▶ PROVIDED INFORMATION
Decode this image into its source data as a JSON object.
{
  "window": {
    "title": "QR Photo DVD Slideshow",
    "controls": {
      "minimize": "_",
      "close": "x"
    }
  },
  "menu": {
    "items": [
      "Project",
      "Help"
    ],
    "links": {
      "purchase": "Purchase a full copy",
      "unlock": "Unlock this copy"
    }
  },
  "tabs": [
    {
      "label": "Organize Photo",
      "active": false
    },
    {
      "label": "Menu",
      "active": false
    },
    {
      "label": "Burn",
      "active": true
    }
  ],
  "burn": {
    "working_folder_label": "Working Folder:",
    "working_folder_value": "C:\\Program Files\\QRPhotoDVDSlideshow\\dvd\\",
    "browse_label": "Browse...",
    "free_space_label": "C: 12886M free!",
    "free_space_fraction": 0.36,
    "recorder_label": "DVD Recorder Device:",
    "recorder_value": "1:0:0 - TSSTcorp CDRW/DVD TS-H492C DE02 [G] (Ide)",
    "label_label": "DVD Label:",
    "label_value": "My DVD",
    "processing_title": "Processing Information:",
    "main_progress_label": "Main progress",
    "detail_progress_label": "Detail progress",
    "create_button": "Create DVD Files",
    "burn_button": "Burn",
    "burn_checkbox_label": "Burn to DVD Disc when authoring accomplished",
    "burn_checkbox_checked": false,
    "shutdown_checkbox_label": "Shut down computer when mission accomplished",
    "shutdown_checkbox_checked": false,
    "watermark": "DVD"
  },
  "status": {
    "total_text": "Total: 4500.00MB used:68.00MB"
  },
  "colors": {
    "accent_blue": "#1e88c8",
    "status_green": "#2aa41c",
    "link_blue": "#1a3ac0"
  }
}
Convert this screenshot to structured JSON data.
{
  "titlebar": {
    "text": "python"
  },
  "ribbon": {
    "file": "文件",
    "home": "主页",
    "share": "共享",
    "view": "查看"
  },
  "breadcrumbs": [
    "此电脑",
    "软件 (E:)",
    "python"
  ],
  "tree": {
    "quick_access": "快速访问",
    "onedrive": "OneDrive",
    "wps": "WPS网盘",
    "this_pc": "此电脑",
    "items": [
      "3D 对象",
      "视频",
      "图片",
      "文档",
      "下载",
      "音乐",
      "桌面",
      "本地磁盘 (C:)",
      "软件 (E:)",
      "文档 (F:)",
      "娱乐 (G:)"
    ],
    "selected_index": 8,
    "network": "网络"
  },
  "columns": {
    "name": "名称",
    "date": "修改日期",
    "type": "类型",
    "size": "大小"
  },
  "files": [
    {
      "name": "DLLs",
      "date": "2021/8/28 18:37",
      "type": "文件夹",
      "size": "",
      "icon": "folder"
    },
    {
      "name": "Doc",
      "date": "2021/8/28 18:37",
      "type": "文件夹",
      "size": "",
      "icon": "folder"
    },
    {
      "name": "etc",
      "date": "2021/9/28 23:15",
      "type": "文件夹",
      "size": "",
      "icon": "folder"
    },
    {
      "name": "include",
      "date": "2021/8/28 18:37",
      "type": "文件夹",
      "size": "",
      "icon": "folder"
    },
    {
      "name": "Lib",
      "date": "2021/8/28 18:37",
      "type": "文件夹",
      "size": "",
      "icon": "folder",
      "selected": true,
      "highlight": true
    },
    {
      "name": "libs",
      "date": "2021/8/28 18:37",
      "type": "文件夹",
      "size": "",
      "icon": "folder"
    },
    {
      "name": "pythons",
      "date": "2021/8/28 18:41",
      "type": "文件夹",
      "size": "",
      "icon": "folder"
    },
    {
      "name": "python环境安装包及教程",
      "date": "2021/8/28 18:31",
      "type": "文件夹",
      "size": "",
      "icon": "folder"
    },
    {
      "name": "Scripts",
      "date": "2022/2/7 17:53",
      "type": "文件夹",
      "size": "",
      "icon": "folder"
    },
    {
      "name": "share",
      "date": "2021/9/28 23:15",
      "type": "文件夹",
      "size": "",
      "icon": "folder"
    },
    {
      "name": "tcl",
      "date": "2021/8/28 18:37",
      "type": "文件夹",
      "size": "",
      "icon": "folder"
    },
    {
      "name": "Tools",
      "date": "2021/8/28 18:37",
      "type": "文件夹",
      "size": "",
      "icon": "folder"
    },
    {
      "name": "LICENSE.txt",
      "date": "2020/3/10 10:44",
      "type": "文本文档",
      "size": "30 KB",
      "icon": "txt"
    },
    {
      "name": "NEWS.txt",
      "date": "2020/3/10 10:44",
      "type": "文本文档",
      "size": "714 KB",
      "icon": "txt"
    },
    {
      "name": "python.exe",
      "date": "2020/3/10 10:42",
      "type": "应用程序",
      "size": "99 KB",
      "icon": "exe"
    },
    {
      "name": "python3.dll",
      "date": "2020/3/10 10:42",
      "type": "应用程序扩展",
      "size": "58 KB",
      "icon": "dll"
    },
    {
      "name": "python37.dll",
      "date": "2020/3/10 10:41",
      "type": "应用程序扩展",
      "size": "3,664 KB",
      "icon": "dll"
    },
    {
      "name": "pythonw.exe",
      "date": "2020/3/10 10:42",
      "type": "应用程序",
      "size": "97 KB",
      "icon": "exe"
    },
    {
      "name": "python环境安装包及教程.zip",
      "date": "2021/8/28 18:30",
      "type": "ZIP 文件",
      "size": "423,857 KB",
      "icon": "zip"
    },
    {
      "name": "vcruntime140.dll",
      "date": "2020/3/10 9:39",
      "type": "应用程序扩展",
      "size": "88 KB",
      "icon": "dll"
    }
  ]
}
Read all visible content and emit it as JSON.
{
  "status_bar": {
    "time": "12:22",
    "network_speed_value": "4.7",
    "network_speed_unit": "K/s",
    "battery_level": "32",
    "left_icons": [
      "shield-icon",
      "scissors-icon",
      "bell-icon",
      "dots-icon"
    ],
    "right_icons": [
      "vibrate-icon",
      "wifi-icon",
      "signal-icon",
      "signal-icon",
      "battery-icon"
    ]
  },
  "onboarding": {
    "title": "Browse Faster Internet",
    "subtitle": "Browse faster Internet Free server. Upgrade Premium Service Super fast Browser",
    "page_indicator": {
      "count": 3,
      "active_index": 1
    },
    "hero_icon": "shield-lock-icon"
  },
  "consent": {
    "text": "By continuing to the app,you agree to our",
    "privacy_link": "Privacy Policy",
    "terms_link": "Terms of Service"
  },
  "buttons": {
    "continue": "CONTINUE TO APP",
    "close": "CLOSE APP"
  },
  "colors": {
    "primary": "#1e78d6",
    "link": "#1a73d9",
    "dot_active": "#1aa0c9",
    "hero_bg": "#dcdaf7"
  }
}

▶ EXERCISE
Copy out the whole listing exactly.

▶ EXERCISE SOLUTION
Decode this image into its source data as a JSON object.
{
  "window": {
    "title": "QR Photo DVD Slideshow",
    "controls": {
      "minimize": "_",
      "close": "x"
    }
  },
  "menu": {
    "items": [
      "Project",
      "Help"
    ],
    "links": {
      "purchase": "Purchase a full copy",
      "unlock": "Unlock this copy"
    }
  },
  "tabs": [
    {
      "label": "Organize Photo",
      "active": false
    },
    {
      "label": "Menu",
      "active": false
    },
    {
      "label": "Burn",
      "active": true
    }
  ],
  "burn": {
    "working_folder_label": "Working Folder:",
    "working_folder_value": "C:\\Program Files\\QRPhotoDVDSlideshow\\dvd\\",
    "browse_label": "Browse...",
    "free_space_label": "C: 12886M free!",
    "free_space_fraction": 0.36,
    "recorder_label": "DVD Recorder Device:",
    "recorder_value": "1:0:0 - TSSTcorp CDRW/DVD TS-H492C DE02 [G] (Ide)",
    "label_label": "DVD Label:",
    "label_value": "My DVD",
    "processing_title": "Processing Information:",
    "main_progress_label": "Main progress",
    "detail_progress_label": "Detail progress",
    "create_button": "Create DVD Files",
    "burn_button": "Burn",
    "burn_checkbox_label": "Burn to DVD Disc when authoring accomplished",
    "burn_checkbox_checked": false,
    "shutdown_checkbox_label": "Shut down computer when mission accomplished",
    "shutdown_checkbox_checked": false,
    "watermark": "DVD"
  },
  "status": {
    "total_text": "Total: 4500.00MB used:68.00MB"
  },
  "colors": {
    "accent_blue": "#1e88c8",
    "status_green": "#2aa41c",
    "link_blue": "#1a3ac0"
  }
}
Convert this screenshot to structured JSON data.
{
  "titlebar": {
    "text": "python"
  },
  "ribbon": {
    "file": "文件",
    "home": "主页",
    "share": "共享",
    "view": "查看"
  },
  "breadcrumbs": [
    "此电脑",
    "软件 (E:)",
    "python"
  ],
  "tree": {
    "quick_access": "快速访问",
    "onedrive": "OneDrive",
    "wps": "WPS网盘",
    "this_pc": "此电脑",
    "items": [
      "3D 对象",
      "视频",
      "图片",
      "文档",
      "下载",
      "音乐",
      "桌面",
      "本地磁盘 (C:)",
      "软件 (E:)",
      "文档 (F:)",
      "娱乐 (G:)"
    ],
    "selected_index": 8,
    "network": "网络"
  },
  "columns": {
    "name": "名称",
    "date": "修改日期",
    "type": "类型",
    "size": "大小"
  },
  "files": [
    {
      "name": "DLLs",
      "date": "2021/8/28 18:37",
      "type": "文件夹",
      "size": "",
      "icon": "folder"
    },
    {
      "name": "Doc",
      "date": "2021/8/28 18:37",
      "type": "文件夹",
      "size": "",
      "icon": "folder"
    },
    {
      "name": "etc",
      "date": "2021/9/28 23:15",
      "type": "文件夹",
      "size": "",
      "icon": "folder"
    },
    {
      "name": "include",
      "date": "2021/8/28 18:37",
      "type": "文件夹",
      "size": "",
      "icon": "folder"
    },
    {
      "name": "Lib",
      "date": "2021/8/28 18:37",
      "type": "文件夹",
      "size": "",
      "icon": "folder",
      "selected": true,
      "highlight": true
    },
    {
      "name": "libs",
      "date": "2021/8/28 18:37",
      "type": "文件夹",
      "size": "",
      "icon": "folder"
    },
    {
      "name": "pythons",
      "date": "2021/8/28 18:41",
      "type": "文件夹",
      "size": "",
      "icon": "folder"
    },
    {
      "name": "python环境安装包及教程",
      "date": "2021/8/28 18:31",
      "type": "文件夹",
      "size": "",
      "icon": "folder"
    },
    {
      "name": "Scripts",
      "date": "2022/2/7 17:53",
      "type": "文件夹",
      "size": "",
      "icon": "folder"
    },
    {
      "name": "share",
      "date": "2021/9/28 23:15",
      "type": "文件夹",
      "size": "",
      "icon": "folder"
    },
    {
      "name": "tcl",
      "date": "2021/8/28 18:37",
      "type": "文件夹",
      "size": "",
      "icon": "folder"
    },
    {
      "name": "Tools",
      "date": "2021/8/28 18:37",
      "type": "文件夹",
      "size": "",
      "icon": "folder"
    },
    {
      "name": "LICENSE.txt",
      "date": "2020/3/10 10:44",
      "type": "文本文档",
      "size": "30 KB",
      "icon": "txt"
    },
    {
      "name": "NEWS.txt",
      "date": "2020/3/10 10:44",
      "type": "文本文档",
      "size": "714 KB",
      "icon": "txt"
    },
    {
      "name": "python.exe",
      "date": "2020/3/10 10:42",
      "type": "应用程序",
      "size": "99 KB",
      "icon": "exe"
    },
    {
      "name": "python3.dll",
      "date": "2020/3/10 10:42",
      "type": "应用程序扩展",
      "size": "58 KB",
      "icon": "dll"
    },
    {
      "name": "python37.dll",
      "date": "2020/3/10 10:41",
      "type": "应用程序扩展",
      "size": "3,664 KB",
      "icon": "dll"
    },
    {
      "name": "pythonw.exe",
      "date": "2020/3/10 10:42",
      "type": "应用程序",
      "size": "97 KB",
      "icon": "exe"
    },
    {
      "name": "python环境安装包及教程.zip",
      "date": "2021/8/28 18:30",
      "type": "ZIP 文件",
      "size": "423,857 KB",
      "icon": "zip"
    },
    {
      "name": "vcruntime140.dll",
      "date": "2020/3/10 9:39",
      "type": "应用程序扩展",
      "size": "88 KB",
      "icon": "dll"
    }
  ]
}
Read all visible content and emit it as JSON.
{
  "status_bar": {
    "time": "12:22",
    "network_speed_value": "4.7",
    "network_speed_unit": "K/s",
    "battery_level": "32",
    "left_icons": [
      "shield-icon",
      "scissors-icon",
      "bell-icon",
      "dots-icon"
    ],
    "right_icons": [
      "vibrate-icon",
      "wifi-icon",
      "signal-icon",
      "signal-icon",
      "battery-icon"
    ]
  },
  "onboarding": {
    "title": "Browse Faster Internet",
    "subtitle": "Browse faster Internet Free server. Upgrade Premium Service Super fast Browser",
    "page_indicator": {
      "count": 3,
      "active_index": 1
    },
    "hero_icon": "shield-lock-icon"
  },
  "consent": {
    "text": "By continuing to the app,you agree to our",
    "privacy_link": "Privacy Policy",
    "terms_link": "Terms of Service"
  },
  "buttons": {
    "continue": "CONTINUE TO APP",
    "close": "CLOSE APP"
  },
  "colors": {
    "primary": "#1e78d6",
    "link": "#1a73d9",
    "dot_active": "#1aa0c9",
    "hero_bg": "#dcdaf7"
  }
}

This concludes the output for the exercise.